* DATA PROVIDED *
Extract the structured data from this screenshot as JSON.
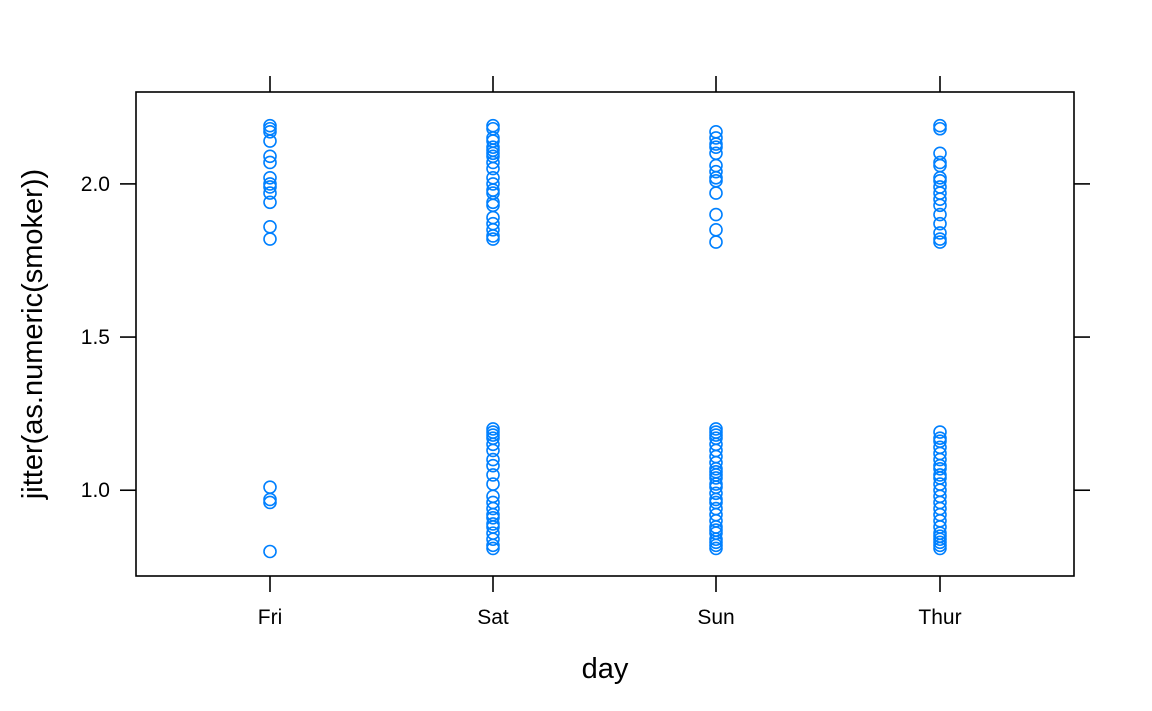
{
  "chart_data": {
    "type": "scatter",
    "title": "",
    "xlabel": "day",
    "ylabel": "jitter(as.numeric(smoker))",
    "categories": [
      "Fri",
      "Sat",
      "Sun",
      "Thur"
    ],
    "ylim": [
      0.72,
      2.3
    ],
    "yticks": [
      1.0,
      1.5,
      2.0
    ],
    "ytick_labels": [
      "1.0",
      "1.5",
      "2.0"
    ],
    "point_color": "#0080ff",
    "marker": "open-circle",
    "grid": false,
    "series": [
      {
        "category": "Fri",
        "y": [
          2.19,
          2.18,
          2.17,
          2.14,
          2.09,
          2.07,
          2.02,
          2.0,
          1.99,
          1.97,
          1.94,
          1.86,
          1.82,
          1.01,
          0.97,
          0.96,
          0.8
        ]
      },
      {
        "category": "Sat",
        "y": [
          2.19,
          2.18,
          2.15,
          2.14,
          2.12,
          2.11,
          2.1,
          2.09,
          2.07,
          2.05,
          2.02,
          2.0,
          1.98,
          1.97,
          1.94,
          1.93,
          1.89,
          1.87,
          1.85,
          1.83,
          1.82,
          1.2,
          1.19,
          1.18,
          1.17,
          1.15,
          1.13,
          1.1,
          1.08,
          1.05,
          1.02,
          0.98,
          0.96,
          0.94,
          0.92,
          0.91,
          0.89,
          0.88,
          0.86,
          0.84,
          0.82,
          0.81
        ]
      },
      {
        "category": "Sun",
        "y": [
          2.17,
          2.15,
          2.13,
          2.12,
          2.1,
          2.06,
          2.04,
          2.02,
          2.01,
          1.97,
          1.9,
          1.85,
          1.81,
          1.2,
          1.19,
          1.18,
          1.17,
          1.15,
          1.13,
          1.11,
          1.09,
          1.07,
          1.06,
          1.05,
          1.04,
          1.02,
          1.01,
          0.99,
          0.97,
          0.96,
          0.94,
          0.92,
          0.9,
          0.88,
          0.87,
          0.86,
          0.84,
          0.83,
          0.82,
          0.81
        ]
      },
      {
        "category": "Thur",
        "y": [
          2.19,
          2.18,
          2.1,
          2.07,
          2.06,
          2.02,
          2.01,
          1.99,
          1.97,
          1.95,
          1.93,
          1.9,
          1.87,
          1.84,
          1.82,
          1.81,
          1.19,
          1.17,
          1.16,
          1.14,
          1.12,
          1.1,
          1.08,
          1.07,
          1.05,
          1.04,
          1.02,
          1.0,
          0.98,
          0.96,
          0.94,
          0.92,
          0.9,
          0.88,
          0.86,
          0.85,
          0.84,
          0.83,
          0.82,
          0.81
        ]
      }
    ]
  }
}
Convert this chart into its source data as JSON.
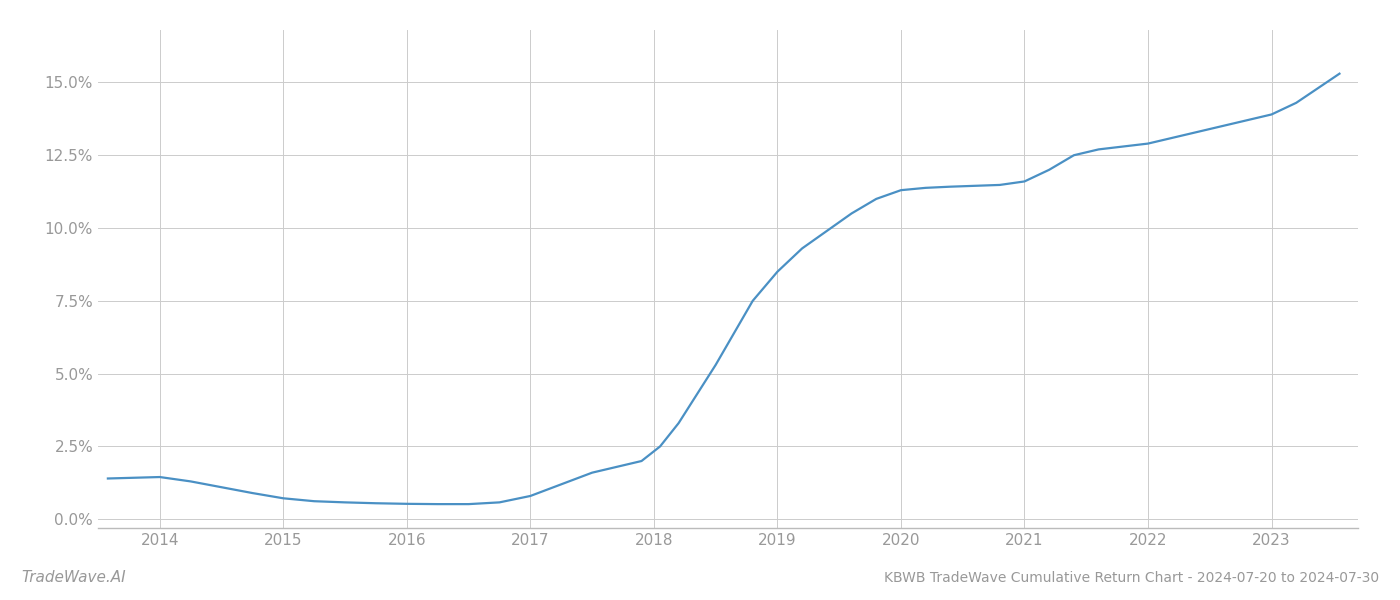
{
  "title": "KBWB TradeWave Cumulative Return Chart - 2024-07-20 to 2024-07-30",
  "watermark": "TradeWave.AI",
  "line_color": "#4a90c4",
  "background_color": "#ffffff",
  "grid_color": "#cccccc",
  "x_values": [
    2013.58,
    2014.0,
    2014.25,
    2014.5,
    2014.75,
    2015.0,
    2015.25,
    2015.5,
    2015.75,
    2016.0,
    2016.25,
    2016.5,
    2016.75,
    2017.0,
    2017.25,
    2017.5,
    2017.75,
    2017.9,
    2018.05,
    2018.2,
    2018.35,
    2018.5,
    2018.65,
    2018.8,
    2019.0,
    2019.2,
    2019.4,
    2019.6,
    2019.8,
    2020.0,
    2020.2,
    2020.4,
    2020.6,
    2020.8,
    2021.0,
    2021.2,
    2021.4,
    2021.6,
    2021.8,
    2022.0,
    2022.2,
    2022.4,
    2022.6,
    2022.8,
    2023.0,
    2023.2,
    2023.55
  ],
  "y_values": [
    1.4,
    1.45,
    1.3,
    1.1,
    0.9,
    0.72,
    0.62,
    0.58,
    0.55,
    0.53,
    0.52,
    0.52,
    0.58,
    0.8,
    1.2,
    1.6,
    1.85,
    2.0,
    2.5,
    3.3,
    4.3,
    5.3,
    6.4,
    7.5,
    8.5,
    9.3,
    9.9,
    10.5,
    11.0,
    11.3,
    11.38,
    11.42,
    11.45,
    11.48,
    11.6,
    12.0,
    12.5,
    12.7,
    12.8,
    12.9,
    13.1,
    13.3,
    13.5,
    13.7,
    13.9,
    14.3,
    15.3
  ],
  "xlim": [
    2013.5,
    2023.7
  ],
  "ylim": [
    -0.3,
    16.8
  ],
  "xticks": [
    2014,
    2015,
    2016,
    2017,
    2018,
    2019,
    2020,
    2021,
    2022,
    2023
  ],
  "yticks": [
    0.0,
    2.5,
    5.0,
    7.5,
    10.0,
    12.5,
    15.0
  ],
  "line_width": 1.6,
  "title_fontsize": 10,
  "tick_fontsize": 11,
  "watermark_fontsize": 11,
  "axis_label_color": "#999999",
  "bottom_spine_color": "#bbbbbb"
}
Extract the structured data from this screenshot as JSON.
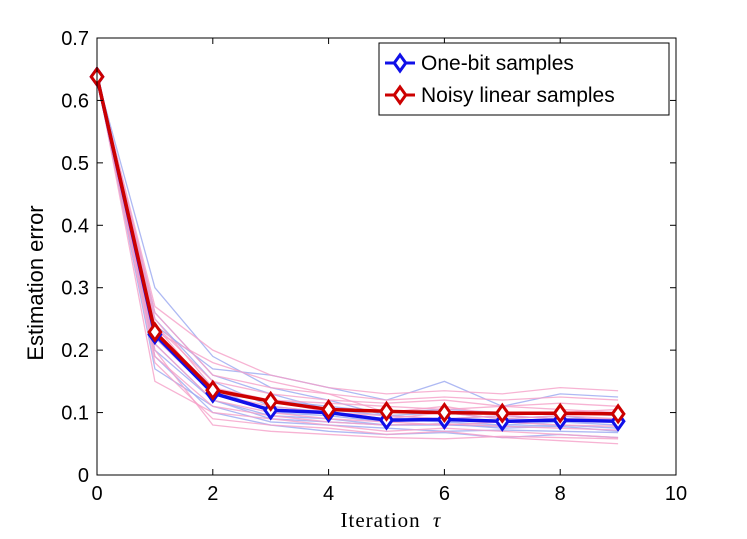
{
  "chart_data": {
    "type": "line",
    "title": "",
    "xlabel": "Iteration",
    "xlabel_symbol": "τ",
    "ylabel": "Estimation error",
    "xlim": [
      0,
      10
    ],
    "ylim": [
      0,
      0.7
    ],
    "xticks": [
      0,
      2,
      4,
      6,
      8,
      10
    ],
    "yticks": [
      0,
      0.1,
      0.2,
      0.3,
      0.4,
      0.5,
      0.6,
      0.7
    ],
    "xtick_labels": [
      "0",
      "2",
      "4",
      "6",
      "8",
      "10"
    ],
    "ytick_labels": [
      "0",
      "0.1",
      "0.2",
      "0.3",
      "0.4",
      "0.5",
      "0.6",
      "0.7"
    ],
    "grid": false,
    "legend_position": "top-right",
    "x": [
      0,
      1,
      2,
      3,
      4,
      5,
      6,
      7,
      8,
      9
    ],
    "series": [
      {
        "name": "One-bit samples",
        "color": "#1010e8",
        "marker": "diamond",
        "values": [
          0.638,
          0.225,
          0.131,
          0.104,
          0.1,
          0.088,
          0.089,
          0.086,
          0.088,
          0.086
        ]
      },
      {
        "name": "Noisy linear samples",
        "color": "#cc0000",
        "marker": "diamond",
        "values": [
          0.638,
          0.229,
          0.136,
          0.118,
          0.105,
          0.102,
          0.1,
          0.099,
          0.099,
          0.098
        ]
      }
    ],
    "trial_series": {
      "one_bit_color": "#9aa8f0",
      "noisy_color": "#f5a0c8",
      "one_bit": [
        [
          0.638,
          0.3,
          0.19,
          0.14,
          0.12,
          0.095,
          0.1,
          0.09,
          0.095,
          0.085
        ],
        [
          0.638,
          0.25,
          0.15,
          0.11,
          0.1,
          0.09,
          0.085,
          0.08,
          0.085,
          0.08
        ],
        [
          0.638,
          0.23,
          0.14,
          0.1,
          0.095,
          0.085,
          0.09,
          0.085,
          0.09,
          0.09
        ],
        [
          0.638,
          0.2,
          0.12,
          0.095,
          0.09,
          0.08,
          0.08,
          0.078,
          0.08,
          0.075
        ],
        [
          0.638,
          0.17,
          0.11,
          0.085,
          0.08,
          0.075,
          0.07,
          0.072,
          0.07,
          0.068
        ],
        [
          0.638,
          0.22,
          0.13,
          0.12,
          0.11,
          0.1,
          0.105,
          0.1,
          0.1,
          0.095
        ],
        [
          0.638,
          0.26,
          0.16,
          0.13,
          0.105,
          0.095,
          0.09,
          0.095,
          0.09,
          0.085
        ],
        [
          0.638,
          0.21,
          0.12,
          0.09,
          0.085,
          0.08,
          0.082,
          0.075,
          0.078,
          0.07
        ],
        [
          0.638,
          0.24,
          0.17,
          0.16,
          0.14,
          0.12,
          0.15,
          0.11,
          0.13,
          0.125
        ],
        [
          0.638,
          0.19,
          0.1,
          0.08,
          0.07,
          0.065,
          0.068,
          0.06,
          0.065,
          0.06
        ]
      ],
      "noisy": [
        [
          0.638,
          0.27,
          0.2,
          0.16,
          0.14,
          0.13,
          0.135,
          0.13,
          0.14,
          0.135
        ],
        [
          0.638,
          0.15,
          0.1,
          0.09,
          0.08,
          0.07,
          0.075,
          0.07,
          0.065,
          0.06
        ],
        [
          0.638,
          0.24,
          0.15,
          0.13,
          0.12,
          0.115,
          0.12,
          0.11,
          0.115,
          0.11
        ],
        [
          0.638,
          0.22,
          0.13,
          0.11,
          0.1,
          0.095,
          0.09,
          0.095,
          0.09,
          0.09
        ],
        [
          0.638,
          0.18,
          0.09,
          0.08,
          0.075,
          0.065,
          0.07,
          0.06,
          0.055,
          0.05
        ],
        [
          0.638,
          0.26,
          0.16,
          0.14,
          0.13,
          0.12,
          0.125,
          0.12,
          0.125,
          0.12
        ],
        [
          0.638,
          0.21,
          0.12,
          0.1,
          0.09,
          0.085,
          0.08,
          0.085,
          0.08,
          0.078
        ],
        [
          0.638,
          0.25,
          0.14,
          0.12,
          0.115,
          0.11,
          0.105,
          0.11,
          0.105,
          0.1
        ],
        [
          0.638,
          0.19,
          0.11,
          0.095,
          0.085,
          0.08,
          0.082,
          0.078,
          0.075,
          0.072
        ],
        [
          0.638,
          0.23,
          0.18,
          0.15,
          0.13,
          0.1,
          0.11,
          0.095,
          0.1,
          0.105
        ],
        [
          0.638,
          0.24,
          0.13,
          0.12,
          0.1,
          0.09,
          0.1,
          0.09,
          0.095,
          0.09
        ],
        [
          0.638,
          0.2,
          0.08,
          0.07,
          0.065,
          0.06,
          0.058,
          0.062,
          0.06,
          0.058
        ]
      ]
    }
  }
}
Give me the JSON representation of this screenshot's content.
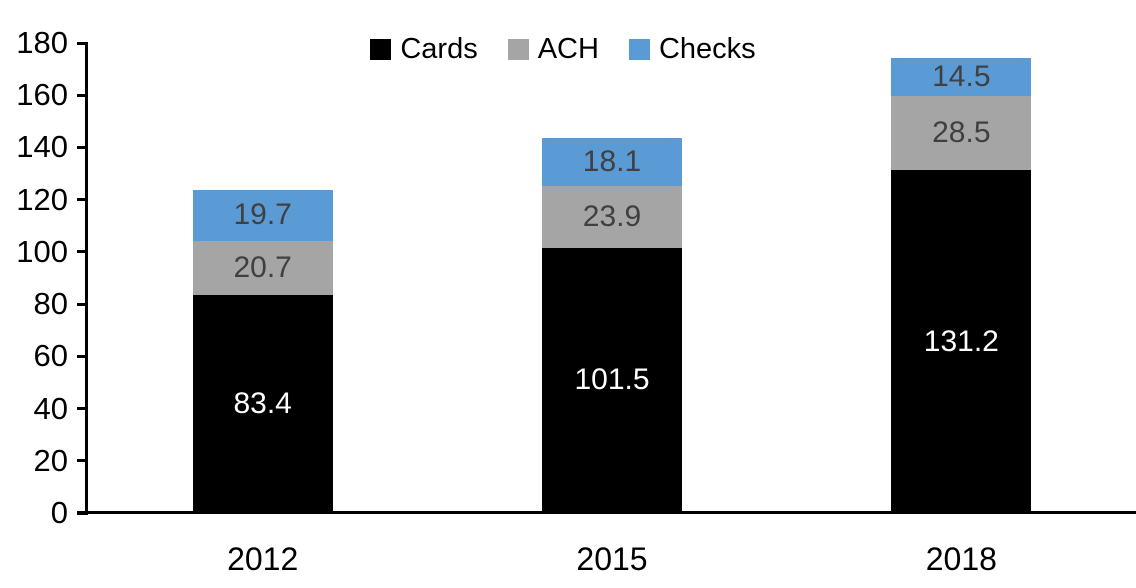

* PROBLEM STATEMENT *
Find the string "this" in the records, then copy each line where it occurs.

* REPLY TO THE EXERCISE *
Extract the structured data from this screenshot as JSON.
Convert this chart into its source data as JSON.
Extract the structured data from this screenshot as JSON.
Give me the JSON representation of this screenshot's content.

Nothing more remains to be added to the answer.